Collect all lines from the listing that include the string "whale".

★ ★ ★ ★

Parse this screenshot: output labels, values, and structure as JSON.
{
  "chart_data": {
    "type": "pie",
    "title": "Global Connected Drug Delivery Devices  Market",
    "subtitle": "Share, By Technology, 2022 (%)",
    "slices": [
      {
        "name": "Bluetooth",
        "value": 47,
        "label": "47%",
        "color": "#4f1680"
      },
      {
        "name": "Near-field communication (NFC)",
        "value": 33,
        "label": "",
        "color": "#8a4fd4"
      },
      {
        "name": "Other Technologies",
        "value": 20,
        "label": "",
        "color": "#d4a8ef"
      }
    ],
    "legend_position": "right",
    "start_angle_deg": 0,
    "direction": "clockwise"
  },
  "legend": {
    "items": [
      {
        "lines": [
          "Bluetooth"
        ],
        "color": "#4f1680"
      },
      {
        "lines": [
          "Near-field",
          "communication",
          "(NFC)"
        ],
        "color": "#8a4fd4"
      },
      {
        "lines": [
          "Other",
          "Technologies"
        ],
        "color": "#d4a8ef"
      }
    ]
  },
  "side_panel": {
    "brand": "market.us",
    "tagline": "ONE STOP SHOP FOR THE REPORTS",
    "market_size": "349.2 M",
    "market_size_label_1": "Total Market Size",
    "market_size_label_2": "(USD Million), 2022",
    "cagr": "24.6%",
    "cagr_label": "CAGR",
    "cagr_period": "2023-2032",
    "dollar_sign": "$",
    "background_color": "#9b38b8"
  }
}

★ ★ ★ ★

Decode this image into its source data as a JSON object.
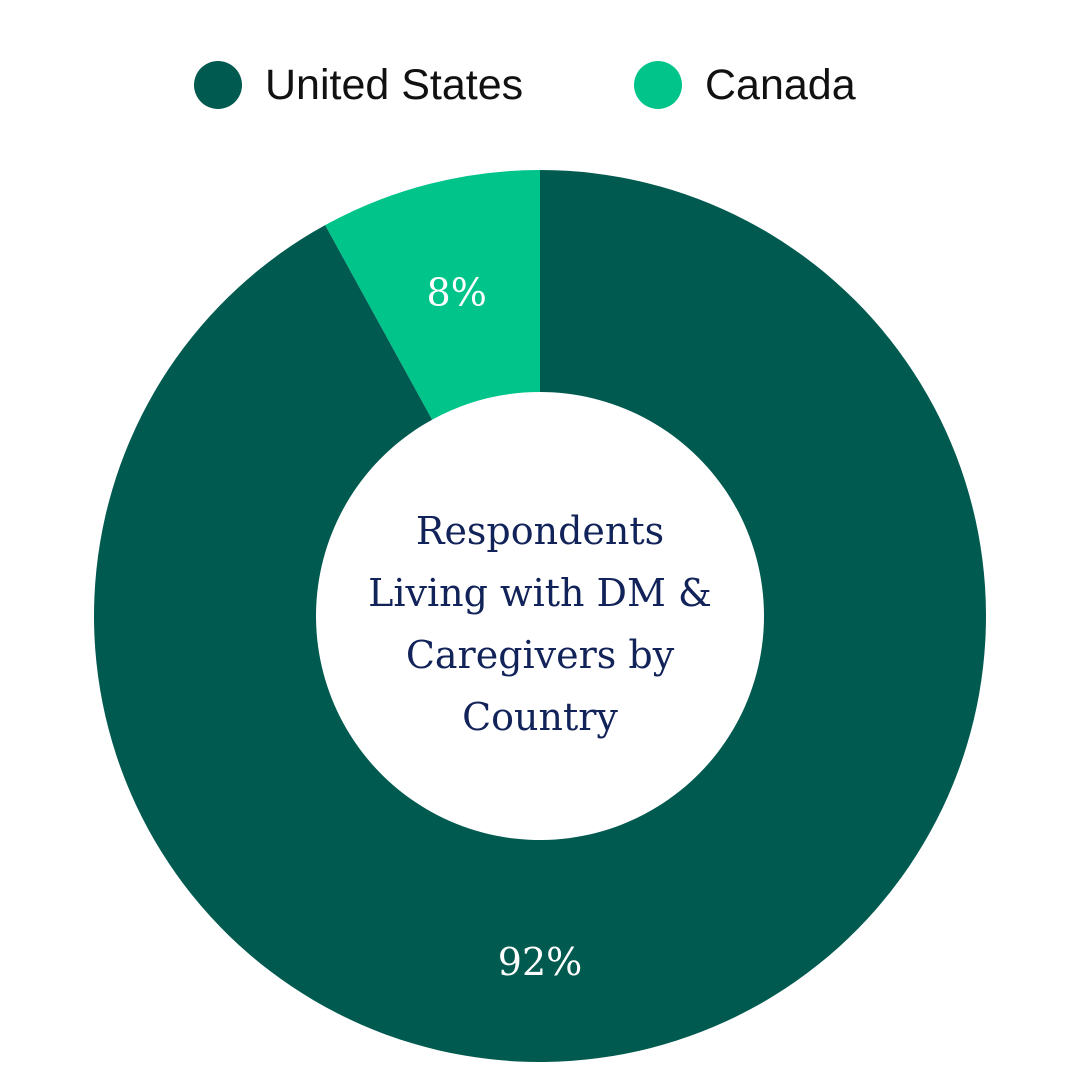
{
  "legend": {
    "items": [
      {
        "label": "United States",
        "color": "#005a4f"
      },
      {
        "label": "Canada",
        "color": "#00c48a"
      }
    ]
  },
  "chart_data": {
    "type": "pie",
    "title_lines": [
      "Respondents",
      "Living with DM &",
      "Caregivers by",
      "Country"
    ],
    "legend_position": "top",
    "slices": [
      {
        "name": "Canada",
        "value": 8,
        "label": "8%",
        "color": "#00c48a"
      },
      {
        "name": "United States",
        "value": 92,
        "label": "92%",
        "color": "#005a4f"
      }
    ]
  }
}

★ ★ ★ ★

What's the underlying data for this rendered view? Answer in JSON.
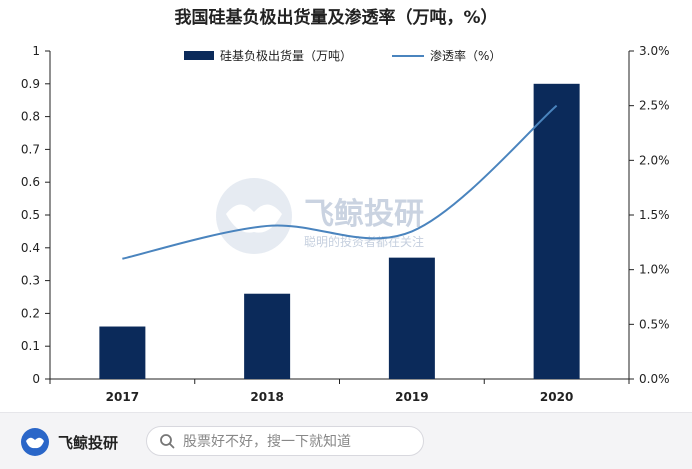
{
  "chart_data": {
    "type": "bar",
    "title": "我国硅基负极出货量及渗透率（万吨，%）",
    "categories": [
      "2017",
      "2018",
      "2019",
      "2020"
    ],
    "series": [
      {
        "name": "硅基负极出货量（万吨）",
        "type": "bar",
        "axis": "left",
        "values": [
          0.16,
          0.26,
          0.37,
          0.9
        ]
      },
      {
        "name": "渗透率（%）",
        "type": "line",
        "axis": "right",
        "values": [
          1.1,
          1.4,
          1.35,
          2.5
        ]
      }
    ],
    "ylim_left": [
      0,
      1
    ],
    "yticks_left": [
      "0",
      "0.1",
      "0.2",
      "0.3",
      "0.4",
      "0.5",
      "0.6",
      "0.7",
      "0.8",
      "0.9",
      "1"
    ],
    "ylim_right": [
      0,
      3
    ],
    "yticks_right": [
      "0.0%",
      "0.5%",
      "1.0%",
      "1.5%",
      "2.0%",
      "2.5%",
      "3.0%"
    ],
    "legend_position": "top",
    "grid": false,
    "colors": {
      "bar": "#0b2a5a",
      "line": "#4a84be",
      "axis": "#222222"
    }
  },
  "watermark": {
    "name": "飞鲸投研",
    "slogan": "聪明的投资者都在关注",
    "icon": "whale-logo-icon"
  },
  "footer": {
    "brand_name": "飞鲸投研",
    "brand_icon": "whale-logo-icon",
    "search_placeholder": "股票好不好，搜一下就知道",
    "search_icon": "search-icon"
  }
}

★ ★ ★ ★

» Expected answer
    "icon": "whale-logo-icon"
    "brand_icon": "whale-logo-icon",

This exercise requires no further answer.